■ Your instructions ■
Consider the data that follows and state how many lines contain the string "badaniu", using the number alone.

Data records
.....
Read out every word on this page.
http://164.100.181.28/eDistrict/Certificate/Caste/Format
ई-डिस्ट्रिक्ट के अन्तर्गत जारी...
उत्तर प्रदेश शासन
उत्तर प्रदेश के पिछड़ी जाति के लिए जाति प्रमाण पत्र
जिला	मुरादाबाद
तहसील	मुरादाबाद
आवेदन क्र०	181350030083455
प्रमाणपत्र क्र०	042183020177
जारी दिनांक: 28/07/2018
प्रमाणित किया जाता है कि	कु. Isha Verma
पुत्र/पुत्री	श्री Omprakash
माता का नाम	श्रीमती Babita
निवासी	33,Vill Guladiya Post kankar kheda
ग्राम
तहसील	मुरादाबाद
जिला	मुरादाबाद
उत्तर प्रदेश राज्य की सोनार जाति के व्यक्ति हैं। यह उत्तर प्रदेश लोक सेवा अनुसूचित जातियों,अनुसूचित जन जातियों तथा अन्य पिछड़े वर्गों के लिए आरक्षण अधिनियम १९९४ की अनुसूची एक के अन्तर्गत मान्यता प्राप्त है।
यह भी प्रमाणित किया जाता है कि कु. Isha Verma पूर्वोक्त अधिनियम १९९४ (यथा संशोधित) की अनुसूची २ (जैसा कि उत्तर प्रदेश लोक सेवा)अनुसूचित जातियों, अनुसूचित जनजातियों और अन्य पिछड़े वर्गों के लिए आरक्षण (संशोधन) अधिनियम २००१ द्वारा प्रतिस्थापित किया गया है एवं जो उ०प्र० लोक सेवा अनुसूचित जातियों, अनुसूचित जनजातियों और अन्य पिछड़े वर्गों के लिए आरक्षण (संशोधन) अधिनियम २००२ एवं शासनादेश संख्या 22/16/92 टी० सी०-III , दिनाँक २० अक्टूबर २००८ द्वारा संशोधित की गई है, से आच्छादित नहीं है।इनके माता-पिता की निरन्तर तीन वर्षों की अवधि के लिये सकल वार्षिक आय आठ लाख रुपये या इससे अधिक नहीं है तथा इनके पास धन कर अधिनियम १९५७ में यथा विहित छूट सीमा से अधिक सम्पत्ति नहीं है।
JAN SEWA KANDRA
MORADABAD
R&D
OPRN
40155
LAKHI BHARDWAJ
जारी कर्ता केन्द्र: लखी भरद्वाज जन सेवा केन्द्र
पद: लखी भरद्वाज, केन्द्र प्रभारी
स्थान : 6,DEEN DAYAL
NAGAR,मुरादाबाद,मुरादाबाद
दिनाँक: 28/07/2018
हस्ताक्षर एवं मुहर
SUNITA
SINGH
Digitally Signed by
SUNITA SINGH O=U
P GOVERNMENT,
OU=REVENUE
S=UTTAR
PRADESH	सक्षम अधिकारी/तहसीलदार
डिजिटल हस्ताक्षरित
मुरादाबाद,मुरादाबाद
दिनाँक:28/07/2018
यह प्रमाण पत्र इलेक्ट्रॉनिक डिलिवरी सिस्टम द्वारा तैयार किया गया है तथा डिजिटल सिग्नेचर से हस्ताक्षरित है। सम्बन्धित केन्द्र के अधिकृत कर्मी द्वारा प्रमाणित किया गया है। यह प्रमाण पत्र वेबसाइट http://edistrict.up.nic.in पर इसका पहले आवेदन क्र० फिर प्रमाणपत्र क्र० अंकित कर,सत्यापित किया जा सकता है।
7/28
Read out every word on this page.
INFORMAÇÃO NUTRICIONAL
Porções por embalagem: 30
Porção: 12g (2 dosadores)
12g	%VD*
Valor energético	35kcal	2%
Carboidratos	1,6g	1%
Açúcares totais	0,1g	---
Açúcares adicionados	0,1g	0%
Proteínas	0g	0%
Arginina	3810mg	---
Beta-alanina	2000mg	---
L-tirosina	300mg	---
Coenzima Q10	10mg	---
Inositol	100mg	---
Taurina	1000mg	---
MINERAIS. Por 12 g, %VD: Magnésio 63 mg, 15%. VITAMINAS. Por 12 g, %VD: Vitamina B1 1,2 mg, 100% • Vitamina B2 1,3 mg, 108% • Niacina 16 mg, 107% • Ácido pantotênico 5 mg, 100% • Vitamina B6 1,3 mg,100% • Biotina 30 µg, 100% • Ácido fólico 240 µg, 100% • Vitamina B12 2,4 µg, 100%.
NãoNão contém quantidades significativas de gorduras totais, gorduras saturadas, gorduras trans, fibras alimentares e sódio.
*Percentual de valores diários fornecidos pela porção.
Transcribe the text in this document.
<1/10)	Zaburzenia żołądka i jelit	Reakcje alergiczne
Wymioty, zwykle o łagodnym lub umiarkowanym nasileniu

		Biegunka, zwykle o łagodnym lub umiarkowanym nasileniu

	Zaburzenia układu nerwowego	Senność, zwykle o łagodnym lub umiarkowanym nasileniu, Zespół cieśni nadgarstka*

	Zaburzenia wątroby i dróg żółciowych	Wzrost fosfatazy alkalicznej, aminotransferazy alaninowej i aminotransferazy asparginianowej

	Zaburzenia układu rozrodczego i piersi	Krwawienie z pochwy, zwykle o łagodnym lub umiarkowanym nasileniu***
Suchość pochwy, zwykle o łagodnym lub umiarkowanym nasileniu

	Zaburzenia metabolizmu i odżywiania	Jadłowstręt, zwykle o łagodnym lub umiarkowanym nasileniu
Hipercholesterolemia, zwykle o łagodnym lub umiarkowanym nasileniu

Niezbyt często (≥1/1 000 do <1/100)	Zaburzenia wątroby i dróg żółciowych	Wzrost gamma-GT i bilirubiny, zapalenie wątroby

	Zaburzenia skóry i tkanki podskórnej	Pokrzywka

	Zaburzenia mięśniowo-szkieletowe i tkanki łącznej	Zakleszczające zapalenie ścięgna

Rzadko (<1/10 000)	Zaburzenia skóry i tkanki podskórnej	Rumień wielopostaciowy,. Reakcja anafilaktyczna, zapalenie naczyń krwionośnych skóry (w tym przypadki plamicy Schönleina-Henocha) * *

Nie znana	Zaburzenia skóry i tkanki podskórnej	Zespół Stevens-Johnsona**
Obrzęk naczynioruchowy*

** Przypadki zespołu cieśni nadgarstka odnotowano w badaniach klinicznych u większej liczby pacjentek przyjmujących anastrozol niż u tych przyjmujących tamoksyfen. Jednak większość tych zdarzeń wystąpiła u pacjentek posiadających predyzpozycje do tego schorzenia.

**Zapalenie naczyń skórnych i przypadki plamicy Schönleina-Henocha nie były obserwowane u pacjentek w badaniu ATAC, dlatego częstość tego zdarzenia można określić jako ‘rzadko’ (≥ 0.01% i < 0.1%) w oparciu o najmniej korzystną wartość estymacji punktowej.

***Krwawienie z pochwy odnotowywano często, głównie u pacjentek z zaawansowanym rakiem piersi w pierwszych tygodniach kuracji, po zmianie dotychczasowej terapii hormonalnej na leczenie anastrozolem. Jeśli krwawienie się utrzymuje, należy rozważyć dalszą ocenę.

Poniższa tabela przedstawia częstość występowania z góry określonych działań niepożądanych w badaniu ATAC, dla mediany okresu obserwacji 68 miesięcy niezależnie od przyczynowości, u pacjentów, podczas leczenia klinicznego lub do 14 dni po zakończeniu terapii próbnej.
.....
■ Exercise solution ■
2